# Extracted material
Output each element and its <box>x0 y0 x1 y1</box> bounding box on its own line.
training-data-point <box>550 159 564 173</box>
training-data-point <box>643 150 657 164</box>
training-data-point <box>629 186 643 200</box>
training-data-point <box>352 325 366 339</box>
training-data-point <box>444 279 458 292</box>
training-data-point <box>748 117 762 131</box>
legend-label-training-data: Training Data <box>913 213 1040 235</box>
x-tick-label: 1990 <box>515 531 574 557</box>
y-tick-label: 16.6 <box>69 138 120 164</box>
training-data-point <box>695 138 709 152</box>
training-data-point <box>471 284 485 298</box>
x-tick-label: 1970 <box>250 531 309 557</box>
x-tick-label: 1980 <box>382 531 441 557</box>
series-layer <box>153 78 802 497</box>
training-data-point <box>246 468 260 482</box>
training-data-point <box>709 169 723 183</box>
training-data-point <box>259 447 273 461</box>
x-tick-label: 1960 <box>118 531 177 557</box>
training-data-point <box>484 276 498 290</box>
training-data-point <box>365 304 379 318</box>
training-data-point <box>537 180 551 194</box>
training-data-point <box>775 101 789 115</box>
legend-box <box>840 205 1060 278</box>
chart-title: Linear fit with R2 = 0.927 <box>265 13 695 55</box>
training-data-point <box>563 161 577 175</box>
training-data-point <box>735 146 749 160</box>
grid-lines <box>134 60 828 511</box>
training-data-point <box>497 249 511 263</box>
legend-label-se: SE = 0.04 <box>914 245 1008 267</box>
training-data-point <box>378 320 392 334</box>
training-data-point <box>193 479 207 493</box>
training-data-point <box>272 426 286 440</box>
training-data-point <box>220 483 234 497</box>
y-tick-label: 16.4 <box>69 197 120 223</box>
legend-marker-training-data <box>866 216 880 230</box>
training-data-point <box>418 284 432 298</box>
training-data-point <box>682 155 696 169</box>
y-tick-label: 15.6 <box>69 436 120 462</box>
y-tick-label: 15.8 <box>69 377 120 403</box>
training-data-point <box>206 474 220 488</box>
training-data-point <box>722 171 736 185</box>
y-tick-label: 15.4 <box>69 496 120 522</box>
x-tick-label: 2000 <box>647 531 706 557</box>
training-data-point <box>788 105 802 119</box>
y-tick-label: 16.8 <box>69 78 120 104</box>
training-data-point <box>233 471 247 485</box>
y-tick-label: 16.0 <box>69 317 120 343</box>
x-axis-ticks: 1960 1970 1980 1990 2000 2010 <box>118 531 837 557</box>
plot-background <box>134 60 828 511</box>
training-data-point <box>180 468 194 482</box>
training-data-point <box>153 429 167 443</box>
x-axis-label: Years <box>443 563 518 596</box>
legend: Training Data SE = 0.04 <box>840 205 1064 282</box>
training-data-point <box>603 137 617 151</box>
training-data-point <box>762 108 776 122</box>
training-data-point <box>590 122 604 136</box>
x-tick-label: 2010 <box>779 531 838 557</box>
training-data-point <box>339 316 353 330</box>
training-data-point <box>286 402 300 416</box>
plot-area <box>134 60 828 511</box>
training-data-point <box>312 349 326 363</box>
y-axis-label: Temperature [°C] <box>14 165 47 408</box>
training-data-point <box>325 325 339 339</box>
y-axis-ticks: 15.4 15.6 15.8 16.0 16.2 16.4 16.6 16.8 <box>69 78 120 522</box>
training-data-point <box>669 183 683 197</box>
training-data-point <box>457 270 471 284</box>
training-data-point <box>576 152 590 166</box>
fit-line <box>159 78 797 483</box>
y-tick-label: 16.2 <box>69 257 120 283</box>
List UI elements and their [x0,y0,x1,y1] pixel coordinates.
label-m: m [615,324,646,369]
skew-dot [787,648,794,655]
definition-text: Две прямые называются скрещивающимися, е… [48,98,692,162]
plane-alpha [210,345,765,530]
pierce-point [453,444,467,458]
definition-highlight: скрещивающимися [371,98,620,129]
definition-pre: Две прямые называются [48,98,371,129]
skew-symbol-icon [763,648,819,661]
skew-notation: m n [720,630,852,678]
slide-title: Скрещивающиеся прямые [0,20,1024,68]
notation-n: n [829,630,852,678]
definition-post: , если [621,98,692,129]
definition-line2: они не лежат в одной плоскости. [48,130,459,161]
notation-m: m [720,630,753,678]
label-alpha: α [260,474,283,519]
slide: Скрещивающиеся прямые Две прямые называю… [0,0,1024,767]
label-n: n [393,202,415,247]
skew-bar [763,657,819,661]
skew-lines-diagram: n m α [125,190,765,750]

# Challenge
Rename "series-layer" to "plot-layer" in the rows from the first line up to and including the line with "grid-lines <box>134 60 828 511</box>", and write out only those lines with everything else unchanged.

# The reply
Output each element and its <box>x0 y0 x1 y1</box> bounding box on its own line.
training-data-point <box>550 159 564 173</box>
training-data-point <box>643 150 657 164</box>
training-data-point <box>629 186 643 200</box>
training-data-point <box>352 325 366 339</box>
training-data-point <box>444 279 458 292</box>
training-data-point <box>748 117 762 131</box>
legend-label-training-data: Training Data <box>913 213 1040 235</box>
x-tick-label: 1990 <box>515 531 574 557</box>
y-tick-label: 16.6 <box>69 138 120 164</box>
training-data-point <box>695 138 709 152</box>
training-data-point <box>471 284 485 298</box>
x-tick-label: 1970 <box>250 531 309 557</box>
x-tick-label: 1980 <box>382 531 441 557</box>
plot-layer <box>153 78 802 497</box>
training-data-point <box>246 468 260 482</box>
training-data-point <box>709 169 723 183</box>
training-data-point <box>259 447 273 461</box>
x-tick-label: 1960 <box>118 531 177 557</box>
training-data-point <box>484 276 498 290</box>
training-data-point <box>365 304 379 318</box>
training-data-point <box>537 180 551 194</box>
training-data-point <box>775 101 789 115</box>
legend-box <box>840 205 1060 278</box>
chart-title: Linear fit with R2 = 0.927 <box>265 13 695 55</box>
training-data-point <box>563 161 577 175</box>
training-data-point <box>735 146 749 160</box>
grid-lines <box>134 60 828 511</box>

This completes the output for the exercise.